Exercise brief: Copy out all the lines where "this" shows up.

Provided information:

+--

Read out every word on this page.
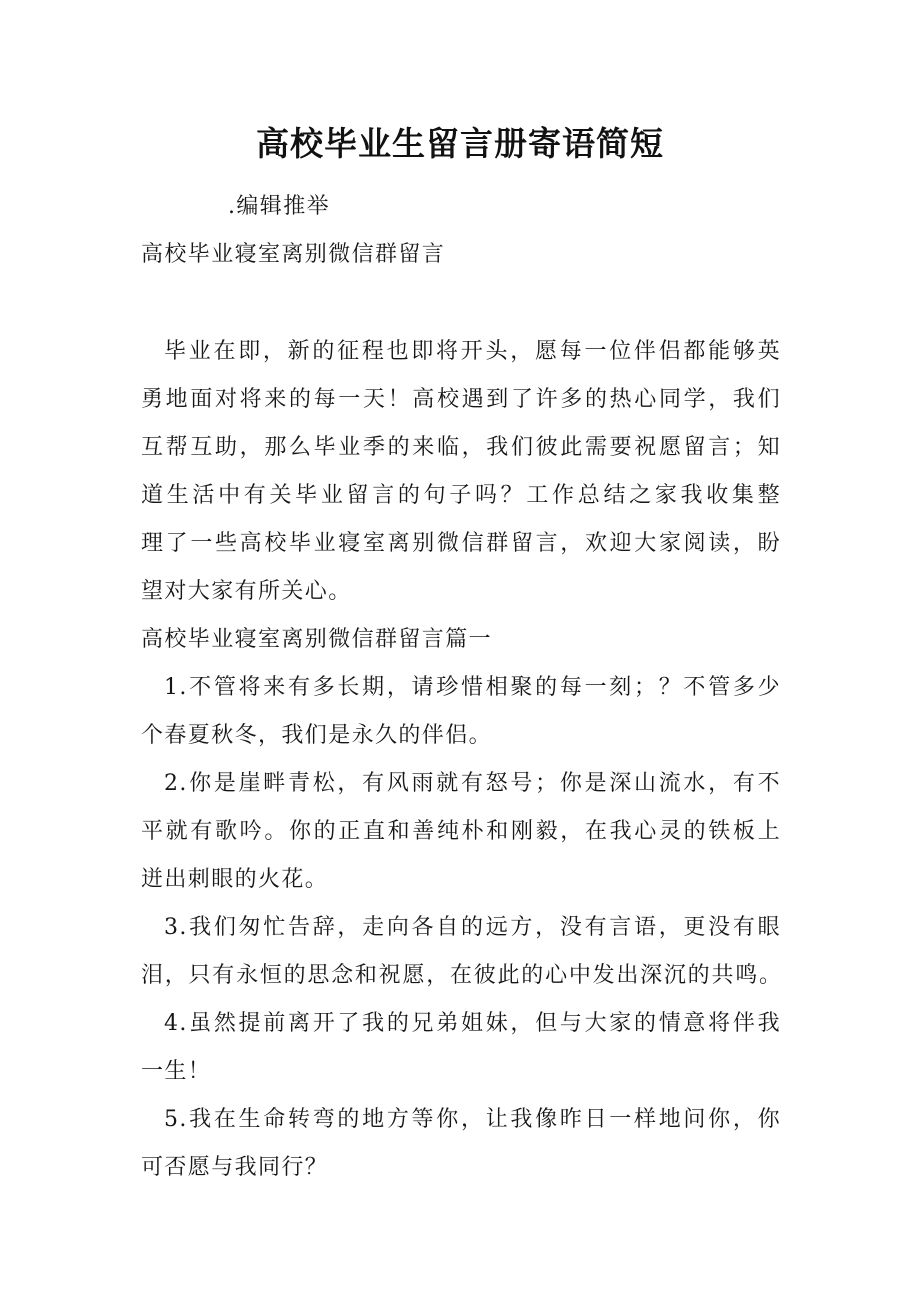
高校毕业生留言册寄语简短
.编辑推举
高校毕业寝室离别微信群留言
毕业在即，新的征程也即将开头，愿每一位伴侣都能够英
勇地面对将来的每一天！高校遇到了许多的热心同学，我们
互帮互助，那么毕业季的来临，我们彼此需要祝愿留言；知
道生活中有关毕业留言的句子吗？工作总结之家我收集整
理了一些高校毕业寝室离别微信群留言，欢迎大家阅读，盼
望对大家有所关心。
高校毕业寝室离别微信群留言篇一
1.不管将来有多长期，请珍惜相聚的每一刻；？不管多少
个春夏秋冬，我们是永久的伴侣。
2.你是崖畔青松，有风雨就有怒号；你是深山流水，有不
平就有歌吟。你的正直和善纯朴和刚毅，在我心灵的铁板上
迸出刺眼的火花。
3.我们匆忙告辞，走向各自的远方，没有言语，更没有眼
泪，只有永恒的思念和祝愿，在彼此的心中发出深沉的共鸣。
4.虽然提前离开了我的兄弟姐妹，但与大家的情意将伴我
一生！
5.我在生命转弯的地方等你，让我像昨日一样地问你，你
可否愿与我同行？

+--

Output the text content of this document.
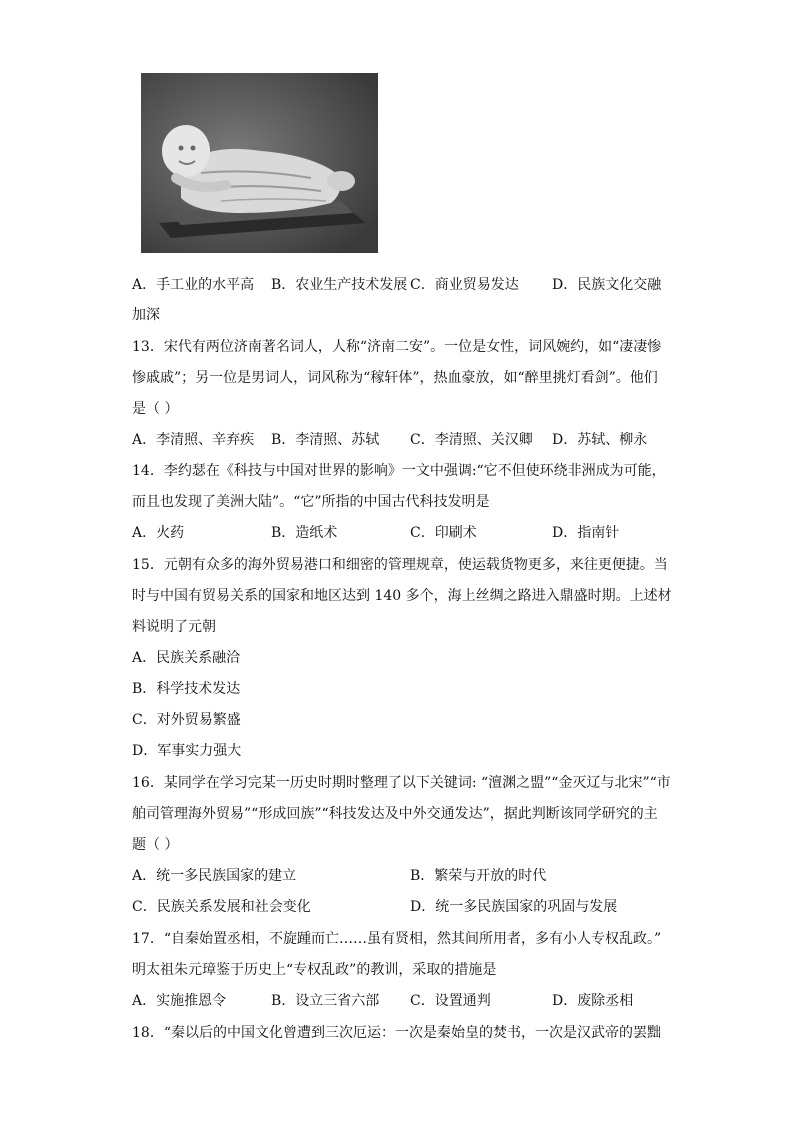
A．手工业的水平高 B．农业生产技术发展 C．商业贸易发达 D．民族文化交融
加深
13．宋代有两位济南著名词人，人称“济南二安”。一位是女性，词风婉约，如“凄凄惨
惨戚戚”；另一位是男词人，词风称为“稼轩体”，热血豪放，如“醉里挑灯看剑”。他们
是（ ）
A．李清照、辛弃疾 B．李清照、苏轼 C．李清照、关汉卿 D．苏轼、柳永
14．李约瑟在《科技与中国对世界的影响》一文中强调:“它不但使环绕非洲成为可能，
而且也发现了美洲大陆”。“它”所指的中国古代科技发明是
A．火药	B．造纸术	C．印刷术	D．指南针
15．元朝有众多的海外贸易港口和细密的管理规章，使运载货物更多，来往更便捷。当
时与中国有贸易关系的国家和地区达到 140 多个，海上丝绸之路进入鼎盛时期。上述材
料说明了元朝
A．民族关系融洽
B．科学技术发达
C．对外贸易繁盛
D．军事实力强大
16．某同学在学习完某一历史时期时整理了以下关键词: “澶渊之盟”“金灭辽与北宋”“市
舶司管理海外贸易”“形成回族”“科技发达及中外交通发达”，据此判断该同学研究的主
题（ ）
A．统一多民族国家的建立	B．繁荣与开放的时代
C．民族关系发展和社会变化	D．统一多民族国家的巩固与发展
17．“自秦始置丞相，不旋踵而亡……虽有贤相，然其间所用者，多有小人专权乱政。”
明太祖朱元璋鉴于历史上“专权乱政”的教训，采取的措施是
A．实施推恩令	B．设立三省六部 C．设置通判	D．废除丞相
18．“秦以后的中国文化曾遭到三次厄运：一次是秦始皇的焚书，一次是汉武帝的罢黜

+--

Written response:
Read out every word on this page.
Output the text content of this document.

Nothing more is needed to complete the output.